Dataset entries:
========
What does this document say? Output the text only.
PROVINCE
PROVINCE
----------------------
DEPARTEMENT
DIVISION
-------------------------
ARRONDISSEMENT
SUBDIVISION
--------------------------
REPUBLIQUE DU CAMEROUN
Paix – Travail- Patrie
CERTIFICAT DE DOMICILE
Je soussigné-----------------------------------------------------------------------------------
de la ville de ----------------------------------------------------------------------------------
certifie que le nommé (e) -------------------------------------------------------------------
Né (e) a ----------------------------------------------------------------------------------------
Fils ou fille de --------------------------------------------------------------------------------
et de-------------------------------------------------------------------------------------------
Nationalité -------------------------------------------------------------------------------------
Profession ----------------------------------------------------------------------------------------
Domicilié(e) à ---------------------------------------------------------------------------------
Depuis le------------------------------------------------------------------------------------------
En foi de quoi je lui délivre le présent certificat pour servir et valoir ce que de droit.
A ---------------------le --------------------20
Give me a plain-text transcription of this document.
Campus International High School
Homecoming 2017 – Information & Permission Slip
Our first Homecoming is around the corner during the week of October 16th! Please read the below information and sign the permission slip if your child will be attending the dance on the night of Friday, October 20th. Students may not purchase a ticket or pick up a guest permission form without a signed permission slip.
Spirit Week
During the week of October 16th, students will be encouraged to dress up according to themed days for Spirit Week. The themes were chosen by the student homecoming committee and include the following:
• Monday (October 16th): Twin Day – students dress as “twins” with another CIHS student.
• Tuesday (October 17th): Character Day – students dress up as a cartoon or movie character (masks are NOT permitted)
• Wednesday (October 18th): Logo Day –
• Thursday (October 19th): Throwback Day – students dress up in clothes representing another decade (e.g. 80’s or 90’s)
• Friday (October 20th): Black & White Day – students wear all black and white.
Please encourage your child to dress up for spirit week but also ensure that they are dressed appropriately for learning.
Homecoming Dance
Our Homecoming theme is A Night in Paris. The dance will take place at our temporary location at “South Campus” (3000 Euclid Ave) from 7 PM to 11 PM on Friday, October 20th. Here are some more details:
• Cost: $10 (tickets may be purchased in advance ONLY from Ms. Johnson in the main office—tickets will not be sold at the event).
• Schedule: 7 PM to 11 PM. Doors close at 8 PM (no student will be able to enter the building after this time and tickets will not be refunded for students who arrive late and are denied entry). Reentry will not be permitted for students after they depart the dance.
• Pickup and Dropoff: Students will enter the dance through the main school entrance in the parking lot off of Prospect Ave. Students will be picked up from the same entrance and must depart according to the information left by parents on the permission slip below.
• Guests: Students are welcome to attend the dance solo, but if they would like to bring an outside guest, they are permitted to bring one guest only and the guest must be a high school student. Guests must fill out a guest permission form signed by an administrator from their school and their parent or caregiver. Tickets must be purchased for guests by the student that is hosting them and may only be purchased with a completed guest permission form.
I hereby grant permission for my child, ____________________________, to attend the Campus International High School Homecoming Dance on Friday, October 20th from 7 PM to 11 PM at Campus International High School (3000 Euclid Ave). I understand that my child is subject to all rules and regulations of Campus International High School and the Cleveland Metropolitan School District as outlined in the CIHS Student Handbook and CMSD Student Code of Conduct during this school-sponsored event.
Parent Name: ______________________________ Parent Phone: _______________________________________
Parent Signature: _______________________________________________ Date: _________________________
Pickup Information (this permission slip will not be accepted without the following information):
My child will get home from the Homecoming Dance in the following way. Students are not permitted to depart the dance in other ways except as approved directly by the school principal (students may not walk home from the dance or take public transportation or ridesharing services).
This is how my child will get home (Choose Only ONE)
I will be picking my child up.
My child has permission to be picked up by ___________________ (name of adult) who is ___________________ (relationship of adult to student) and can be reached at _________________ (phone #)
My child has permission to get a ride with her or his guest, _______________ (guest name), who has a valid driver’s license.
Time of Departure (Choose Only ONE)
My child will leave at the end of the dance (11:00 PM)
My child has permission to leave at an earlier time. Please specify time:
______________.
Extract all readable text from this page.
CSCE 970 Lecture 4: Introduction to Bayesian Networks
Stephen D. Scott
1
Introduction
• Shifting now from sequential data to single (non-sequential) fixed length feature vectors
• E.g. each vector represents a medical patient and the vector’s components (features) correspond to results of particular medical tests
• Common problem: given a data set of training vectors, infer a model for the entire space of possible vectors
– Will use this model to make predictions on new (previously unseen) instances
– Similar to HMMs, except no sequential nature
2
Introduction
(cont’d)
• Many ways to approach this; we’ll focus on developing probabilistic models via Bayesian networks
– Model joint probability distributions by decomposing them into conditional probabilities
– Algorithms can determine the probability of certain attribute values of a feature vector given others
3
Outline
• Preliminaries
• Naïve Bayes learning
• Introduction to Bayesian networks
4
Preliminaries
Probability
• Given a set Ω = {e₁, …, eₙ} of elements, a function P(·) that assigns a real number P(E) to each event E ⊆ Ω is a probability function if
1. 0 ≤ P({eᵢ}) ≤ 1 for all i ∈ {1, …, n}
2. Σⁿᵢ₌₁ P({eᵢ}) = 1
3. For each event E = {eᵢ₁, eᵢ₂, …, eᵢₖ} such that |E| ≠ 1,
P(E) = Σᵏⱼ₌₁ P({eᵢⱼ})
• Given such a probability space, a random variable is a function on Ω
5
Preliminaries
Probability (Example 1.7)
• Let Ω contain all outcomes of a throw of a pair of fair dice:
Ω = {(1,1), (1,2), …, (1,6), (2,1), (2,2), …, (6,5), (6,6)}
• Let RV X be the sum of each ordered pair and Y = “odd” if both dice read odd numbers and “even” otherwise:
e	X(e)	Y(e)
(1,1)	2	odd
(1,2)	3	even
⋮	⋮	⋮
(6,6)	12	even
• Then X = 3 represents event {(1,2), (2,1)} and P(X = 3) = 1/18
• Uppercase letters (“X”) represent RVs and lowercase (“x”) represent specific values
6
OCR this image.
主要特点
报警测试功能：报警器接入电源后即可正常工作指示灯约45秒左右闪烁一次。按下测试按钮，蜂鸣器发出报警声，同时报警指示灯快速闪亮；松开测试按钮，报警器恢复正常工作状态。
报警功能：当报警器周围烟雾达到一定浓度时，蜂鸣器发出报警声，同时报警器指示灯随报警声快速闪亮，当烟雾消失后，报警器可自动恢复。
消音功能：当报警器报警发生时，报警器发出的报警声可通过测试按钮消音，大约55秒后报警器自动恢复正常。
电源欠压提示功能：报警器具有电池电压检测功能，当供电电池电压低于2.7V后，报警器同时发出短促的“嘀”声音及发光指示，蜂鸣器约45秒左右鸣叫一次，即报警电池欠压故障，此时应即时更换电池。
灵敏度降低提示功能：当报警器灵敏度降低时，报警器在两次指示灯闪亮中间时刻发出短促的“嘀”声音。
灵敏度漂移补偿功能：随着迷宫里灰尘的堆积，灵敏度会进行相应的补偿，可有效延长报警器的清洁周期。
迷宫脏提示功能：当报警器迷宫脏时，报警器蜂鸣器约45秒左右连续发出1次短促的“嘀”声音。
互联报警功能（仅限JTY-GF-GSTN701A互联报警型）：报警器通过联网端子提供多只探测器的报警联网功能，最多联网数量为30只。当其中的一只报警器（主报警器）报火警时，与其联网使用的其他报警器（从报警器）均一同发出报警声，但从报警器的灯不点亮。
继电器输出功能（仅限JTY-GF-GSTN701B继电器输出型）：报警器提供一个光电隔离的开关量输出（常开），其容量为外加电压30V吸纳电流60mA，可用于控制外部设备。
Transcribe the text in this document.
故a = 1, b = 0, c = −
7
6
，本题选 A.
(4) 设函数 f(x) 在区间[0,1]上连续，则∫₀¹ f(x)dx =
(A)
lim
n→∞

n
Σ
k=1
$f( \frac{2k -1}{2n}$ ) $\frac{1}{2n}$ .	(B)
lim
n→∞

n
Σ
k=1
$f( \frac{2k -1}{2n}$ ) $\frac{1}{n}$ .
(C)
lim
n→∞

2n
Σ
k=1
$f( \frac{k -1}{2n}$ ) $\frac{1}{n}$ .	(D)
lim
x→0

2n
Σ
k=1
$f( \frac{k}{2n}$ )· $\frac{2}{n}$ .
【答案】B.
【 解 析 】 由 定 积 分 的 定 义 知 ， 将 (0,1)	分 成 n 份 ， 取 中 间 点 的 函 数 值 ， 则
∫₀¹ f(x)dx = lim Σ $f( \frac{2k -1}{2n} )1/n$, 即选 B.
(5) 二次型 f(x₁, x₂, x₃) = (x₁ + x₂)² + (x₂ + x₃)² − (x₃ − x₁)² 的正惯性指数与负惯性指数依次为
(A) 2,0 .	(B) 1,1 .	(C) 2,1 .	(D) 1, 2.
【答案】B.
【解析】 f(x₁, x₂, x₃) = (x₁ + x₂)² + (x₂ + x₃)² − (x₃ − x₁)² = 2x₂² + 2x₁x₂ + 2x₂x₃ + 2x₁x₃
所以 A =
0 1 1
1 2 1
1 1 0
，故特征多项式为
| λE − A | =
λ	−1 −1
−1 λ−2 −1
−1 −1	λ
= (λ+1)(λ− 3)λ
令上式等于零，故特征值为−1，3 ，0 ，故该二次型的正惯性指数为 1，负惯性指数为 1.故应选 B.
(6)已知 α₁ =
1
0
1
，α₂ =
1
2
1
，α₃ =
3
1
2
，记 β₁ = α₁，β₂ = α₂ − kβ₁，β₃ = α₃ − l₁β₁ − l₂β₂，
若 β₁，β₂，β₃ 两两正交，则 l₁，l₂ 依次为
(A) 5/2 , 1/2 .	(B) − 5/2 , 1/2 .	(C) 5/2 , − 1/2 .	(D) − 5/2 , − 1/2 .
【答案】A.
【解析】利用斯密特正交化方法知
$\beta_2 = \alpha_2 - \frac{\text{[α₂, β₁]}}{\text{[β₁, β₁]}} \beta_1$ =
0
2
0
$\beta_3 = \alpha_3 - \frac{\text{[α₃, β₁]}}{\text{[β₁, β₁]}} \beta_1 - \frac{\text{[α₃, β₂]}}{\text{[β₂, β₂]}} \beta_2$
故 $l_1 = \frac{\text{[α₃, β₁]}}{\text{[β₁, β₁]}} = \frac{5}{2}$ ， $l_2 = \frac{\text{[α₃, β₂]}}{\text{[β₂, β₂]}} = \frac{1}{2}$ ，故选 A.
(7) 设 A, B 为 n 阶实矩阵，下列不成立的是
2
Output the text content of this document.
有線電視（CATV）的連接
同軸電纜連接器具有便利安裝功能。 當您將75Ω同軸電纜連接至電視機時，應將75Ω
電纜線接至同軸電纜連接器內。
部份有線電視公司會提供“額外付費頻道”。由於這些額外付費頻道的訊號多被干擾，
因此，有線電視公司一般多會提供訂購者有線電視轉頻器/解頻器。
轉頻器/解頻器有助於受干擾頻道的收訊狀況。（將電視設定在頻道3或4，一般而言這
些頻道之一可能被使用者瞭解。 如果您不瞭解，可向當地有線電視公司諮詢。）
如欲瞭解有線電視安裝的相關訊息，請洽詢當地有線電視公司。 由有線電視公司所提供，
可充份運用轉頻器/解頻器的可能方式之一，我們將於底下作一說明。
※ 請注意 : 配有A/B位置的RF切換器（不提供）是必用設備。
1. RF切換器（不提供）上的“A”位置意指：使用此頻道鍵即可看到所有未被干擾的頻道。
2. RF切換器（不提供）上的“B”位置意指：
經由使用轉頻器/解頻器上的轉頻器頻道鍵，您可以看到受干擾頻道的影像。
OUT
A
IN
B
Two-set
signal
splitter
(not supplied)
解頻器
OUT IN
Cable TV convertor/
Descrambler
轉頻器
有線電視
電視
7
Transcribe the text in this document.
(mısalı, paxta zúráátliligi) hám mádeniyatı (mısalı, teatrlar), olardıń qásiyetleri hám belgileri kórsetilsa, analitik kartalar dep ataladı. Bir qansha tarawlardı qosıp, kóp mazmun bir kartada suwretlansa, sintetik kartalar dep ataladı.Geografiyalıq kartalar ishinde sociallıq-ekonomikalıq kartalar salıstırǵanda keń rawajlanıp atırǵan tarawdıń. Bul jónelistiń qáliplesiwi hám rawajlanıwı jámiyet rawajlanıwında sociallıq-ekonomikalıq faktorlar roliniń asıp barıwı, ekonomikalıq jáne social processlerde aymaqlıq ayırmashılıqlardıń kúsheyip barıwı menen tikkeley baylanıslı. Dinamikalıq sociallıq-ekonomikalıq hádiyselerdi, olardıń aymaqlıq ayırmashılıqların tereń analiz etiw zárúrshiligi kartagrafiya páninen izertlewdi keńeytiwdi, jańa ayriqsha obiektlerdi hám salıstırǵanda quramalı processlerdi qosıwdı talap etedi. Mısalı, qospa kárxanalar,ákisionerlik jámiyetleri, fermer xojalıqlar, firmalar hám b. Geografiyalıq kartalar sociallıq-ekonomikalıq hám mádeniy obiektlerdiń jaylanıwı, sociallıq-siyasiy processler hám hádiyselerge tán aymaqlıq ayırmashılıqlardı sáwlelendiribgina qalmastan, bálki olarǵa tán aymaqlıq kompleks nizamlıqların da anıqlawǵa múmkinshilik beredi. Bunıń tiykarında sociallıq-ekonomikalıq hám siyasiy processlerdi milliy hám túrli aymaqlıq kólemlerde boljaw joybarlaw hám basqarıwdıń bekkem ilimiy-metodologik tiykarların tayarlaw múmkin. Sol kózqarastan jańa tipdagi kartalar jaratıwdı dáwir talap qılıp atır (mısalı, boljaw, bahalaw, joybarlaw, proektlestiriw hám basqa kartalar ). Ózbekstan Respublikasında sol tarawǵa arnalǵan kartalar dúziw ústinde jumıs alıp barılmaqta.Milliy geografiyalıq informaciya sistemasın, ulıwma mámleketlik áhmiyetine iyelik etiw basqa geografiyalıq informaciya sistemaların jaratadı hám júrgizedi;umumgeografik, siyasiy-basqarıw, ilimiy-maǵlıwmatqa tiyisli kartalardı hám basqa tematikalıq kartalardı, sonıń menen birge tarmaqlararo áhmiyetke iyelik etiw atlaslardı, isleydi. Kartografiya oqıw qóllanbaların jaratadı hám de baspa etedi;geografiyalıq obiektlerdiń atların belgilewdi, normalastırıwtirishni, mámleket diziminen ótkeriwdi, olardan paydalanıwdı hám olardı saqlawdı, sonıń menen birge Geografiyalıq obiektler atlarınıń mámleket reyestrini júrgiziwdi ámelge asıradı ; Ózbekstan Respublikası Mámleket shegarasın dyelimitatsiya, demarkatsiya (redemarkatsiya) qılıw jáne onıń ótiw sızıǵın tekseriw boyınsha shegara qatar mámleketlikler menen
========
Locate and copy each line in the data above that includes the word "such".

3. For each event E = {eᵢ₁, eᵢ₂, …, eᵢₖ} such that |E| ≠ 1,
• Given such a probability space, a random variable is a function on Ω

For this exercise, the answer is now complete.